Stated exercise:
Find the lines with the string "Hoàng" and return them.

Dataset items:

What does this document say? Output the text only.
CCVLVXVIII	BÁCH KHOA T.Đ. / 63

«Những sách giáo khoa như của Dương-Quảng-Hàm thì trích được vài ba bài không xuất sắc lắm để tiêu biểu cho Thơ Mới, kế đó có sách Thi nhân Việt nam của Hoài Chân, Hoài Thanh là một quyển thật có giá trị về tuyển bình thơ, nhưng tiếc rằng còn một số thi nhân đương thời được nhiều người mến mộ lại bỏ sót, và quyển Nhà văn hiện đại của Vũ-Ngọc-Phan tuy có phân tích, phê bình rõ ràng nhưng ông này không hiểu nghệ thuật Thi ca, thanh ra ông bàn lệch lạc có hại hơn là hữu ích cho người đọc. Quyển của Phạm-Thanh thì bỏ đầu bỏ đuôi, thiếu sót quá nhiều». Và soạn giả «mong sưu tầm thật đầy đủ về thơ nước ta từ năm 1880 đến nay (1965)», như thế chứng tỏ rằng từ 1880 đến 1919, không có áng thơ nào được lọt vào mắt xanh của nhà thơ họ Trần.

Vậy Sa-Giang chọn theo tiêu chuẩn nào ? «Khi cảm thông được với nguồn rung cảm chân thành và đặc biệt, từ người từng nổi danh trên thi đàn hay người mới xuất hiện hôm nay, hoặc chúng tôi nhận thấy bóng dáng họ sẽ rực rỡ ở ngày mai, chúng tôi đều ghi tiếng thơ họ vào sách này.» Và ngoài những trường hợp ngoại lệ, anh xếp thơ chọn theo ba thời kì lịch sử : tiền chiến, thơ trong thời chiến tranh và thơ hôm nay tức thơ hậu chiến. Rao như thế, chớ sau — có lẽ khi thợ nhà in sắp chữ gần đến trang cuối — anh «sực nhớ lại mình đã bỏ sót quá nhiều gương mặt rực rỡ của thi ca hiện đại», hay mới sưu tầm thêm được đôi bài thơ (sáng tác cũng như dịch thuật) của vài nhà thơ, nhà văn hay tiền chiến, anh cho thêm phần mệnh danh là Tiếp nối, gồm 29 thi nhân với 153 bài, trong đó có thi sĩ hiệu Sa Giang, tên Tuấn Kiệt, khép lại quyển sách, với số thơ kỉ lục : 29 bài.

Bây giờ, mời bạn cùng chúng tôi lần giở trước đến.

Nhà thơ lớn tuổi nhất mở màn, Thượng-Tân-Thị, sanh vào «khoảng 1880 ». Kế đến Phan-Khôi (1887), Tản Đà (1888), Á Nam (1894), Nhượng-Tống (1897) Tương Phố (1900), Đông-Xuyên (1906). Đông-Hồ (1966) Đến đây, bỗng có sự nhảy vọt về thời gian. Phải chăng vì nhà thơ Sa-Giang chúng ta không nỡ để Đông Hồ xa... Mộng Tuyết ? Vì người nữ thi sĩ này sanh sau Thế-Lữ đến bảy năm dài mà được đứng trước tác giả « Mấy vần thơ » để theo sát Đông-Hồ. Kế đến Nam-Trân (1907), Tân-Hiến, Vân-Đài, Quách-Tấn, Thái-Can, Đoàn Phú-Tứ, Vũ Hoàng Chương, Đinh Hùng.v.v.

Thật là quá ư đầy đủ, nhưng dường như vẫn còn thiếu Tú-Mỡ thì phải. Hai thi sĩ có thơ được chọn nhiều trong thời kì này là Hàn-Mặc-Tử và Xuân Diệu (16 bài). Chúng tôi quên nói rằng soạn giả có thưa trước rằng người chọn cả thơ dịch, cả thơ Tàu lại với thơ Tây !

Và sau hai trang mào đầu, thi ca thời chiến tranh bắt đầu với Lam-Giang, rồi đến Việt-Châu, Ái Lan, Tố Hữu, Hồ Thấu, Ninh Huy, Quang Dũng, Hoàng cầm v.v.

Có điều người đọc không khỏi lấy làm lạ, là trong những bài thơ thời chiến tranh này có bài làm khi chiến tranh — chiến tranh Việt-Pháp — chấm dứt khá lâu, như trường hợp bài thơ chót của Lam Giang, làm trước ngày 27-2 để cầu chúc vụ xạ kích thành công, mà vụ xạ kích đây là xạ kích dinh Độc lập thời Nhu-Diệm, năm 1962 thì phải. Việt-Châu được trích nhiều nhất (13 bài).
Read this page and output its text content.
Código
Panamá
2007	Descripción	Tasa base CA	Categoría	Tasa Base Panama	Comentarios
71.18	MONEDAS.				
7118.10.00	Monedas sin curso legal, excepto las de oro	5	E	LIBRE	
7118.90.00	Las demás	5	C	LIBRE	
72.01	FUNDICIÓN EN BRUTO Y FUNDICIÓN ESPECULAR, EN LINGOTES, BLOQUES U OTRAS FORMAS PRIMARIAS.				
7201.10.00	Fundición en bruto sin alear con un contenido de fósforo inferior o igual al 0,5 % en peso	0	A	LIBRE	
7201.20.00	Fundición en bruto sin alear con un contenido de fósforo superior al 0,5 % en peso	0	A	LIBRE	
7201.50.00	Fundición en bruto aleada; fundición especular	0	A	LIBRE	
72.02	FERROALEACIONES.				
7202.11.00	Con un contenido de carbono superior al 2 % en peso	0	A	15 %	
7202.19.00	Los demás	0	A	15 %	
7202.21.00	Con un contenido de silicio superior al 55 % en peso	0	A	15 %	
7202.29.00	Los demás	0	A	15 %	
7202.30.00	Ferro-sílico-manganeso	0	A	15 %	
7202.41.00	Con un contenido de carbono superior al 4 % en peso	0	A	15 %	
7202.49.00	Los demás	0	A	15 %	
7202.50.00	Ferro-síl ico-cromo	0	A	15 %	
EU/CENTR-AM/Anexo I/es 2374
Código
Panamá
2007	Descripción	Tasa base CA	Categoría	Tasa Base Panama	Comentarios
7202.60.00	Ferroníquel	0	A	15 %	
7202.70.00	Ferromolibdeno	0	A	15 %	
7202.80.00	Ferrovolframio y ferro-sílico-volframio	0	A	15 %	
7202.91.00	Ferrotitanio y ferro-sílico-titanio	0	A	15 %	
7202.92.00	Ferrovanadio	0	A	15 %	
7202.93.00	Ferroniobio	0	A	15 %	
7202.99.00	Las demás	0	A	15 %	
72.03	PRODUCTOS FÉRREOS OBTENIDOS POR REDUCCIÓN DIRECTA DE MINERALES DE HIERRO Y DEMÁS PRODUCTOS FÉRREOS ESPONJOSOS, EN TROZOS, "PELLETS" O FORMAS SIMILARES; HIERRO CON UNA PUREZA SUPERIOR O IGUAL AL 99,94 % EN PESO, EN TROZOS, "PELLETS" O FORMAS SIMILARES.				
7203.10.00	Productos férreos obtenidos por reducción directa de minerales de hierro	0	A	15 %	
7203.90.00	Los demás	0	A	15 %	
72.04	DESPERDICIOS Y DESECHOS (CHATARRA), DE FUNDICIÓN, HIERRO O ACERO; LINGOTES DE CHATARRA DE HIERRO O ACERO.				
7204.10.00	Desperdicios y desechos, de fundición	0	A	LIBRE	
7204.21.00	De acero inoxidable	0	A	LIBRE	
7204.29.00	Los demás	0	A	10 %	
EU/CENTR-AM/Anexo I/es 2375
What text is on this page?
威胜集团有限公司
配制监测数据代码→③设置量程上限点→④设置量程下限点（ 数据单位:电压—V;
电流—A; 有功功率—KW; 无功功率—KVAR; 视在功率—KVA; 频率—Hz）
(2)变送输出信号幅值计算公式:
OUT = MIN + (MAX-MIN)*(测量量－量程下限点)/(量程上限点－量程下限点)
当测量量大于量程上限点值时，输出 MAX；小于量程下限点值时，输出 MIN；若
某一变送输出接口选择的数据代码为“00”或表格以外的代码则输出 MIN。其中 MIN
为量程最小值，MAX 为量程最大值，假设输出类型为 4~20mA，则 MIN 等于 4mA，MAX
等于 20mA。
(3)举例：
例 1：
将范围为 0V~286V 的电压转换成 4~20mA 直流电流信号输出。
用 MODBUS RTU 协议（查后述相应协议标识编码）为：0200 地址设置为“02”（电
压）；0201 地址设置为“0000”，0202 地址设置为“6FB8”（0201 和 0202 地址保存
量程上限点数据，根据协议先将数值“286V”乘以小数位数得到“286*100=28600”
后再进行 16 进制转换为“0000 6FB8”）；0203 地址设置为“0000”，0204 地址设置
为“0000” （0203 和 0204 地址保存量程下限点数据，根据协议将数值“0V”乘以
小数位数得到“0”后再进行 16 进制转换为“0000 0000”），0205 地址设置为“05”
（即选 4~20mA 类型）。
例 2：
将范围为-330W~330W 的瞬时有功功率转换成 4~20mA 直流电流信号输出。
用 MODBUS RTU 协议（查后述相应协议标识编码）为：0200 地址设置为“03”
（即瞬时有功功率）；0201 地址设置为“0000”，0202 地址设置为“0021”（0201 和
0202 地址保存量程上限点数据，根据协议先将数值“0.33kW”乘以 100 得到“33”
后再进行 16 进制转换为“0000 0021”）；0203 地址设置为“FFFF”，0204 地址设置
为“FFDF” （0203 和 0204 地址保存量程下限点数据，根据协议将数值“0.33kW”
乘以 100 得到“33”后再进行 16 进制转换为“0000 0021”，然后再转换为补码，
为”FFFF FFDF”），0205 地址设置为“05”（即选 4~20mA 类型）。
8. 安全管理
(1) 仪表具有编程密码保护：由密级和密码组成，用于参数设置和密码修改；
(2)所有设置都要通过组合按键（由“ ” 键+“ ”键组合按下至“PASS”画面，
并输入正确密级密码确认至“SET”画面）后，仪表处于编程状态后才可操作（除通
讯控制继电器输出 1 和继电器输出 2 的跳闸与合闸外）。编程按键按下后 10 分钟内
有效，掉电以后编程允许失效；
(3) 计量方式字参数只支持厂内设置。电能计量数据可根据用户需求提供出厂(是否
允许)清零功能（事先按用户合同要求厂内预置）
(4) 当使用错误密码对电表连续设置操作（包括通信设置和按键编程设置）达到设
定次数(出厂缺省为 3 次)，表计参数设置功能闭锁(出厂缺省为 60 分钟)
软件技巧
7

The answer:
Nhà thơ lớn tuổi nhất mở màn, Thượng-Tân-Thị, sanh vào «khoảng 1880 ». Kế đến Phan-Khôi (1887), Tản Đà (1888), Á Nam (1894), Nhượng-Tống (1897) Tương Phố (1900), Đông-Xuyên (1906). Đông-Hồ (1966) Đến đây, bỗng có sự nhảy vọt về thời gian. Phải chăng vì nhà thơ Sa-Giang chúng ta không nỡ để Đông Hồ xa... Mộng Tuyết ? Vì người nữ thi sĩ này sanh sau Thế-Lữ đến bảy năm dài mà được đứng trước tác giả « Mấy vần thơ » để theo sát Đông-Hồ. Kế đến Nam-Trân (1907), Tân-Hiến, Vân-Đài, Quách-Tấn, Thái-Can, Đoàn Phú-Tứ, Vũ Hoàng Chương, Đinh Hùng.v.v.
Và sau hai trang mào đầu, thi ca thời chiến tranh bắt đầu với Lam-Giang, rồi đến Việt-Châu, Ái Lan, Tố Hữu, Hồ Thấu, Ninh Huy, Quang Dũng, Hoàng cầm v.v.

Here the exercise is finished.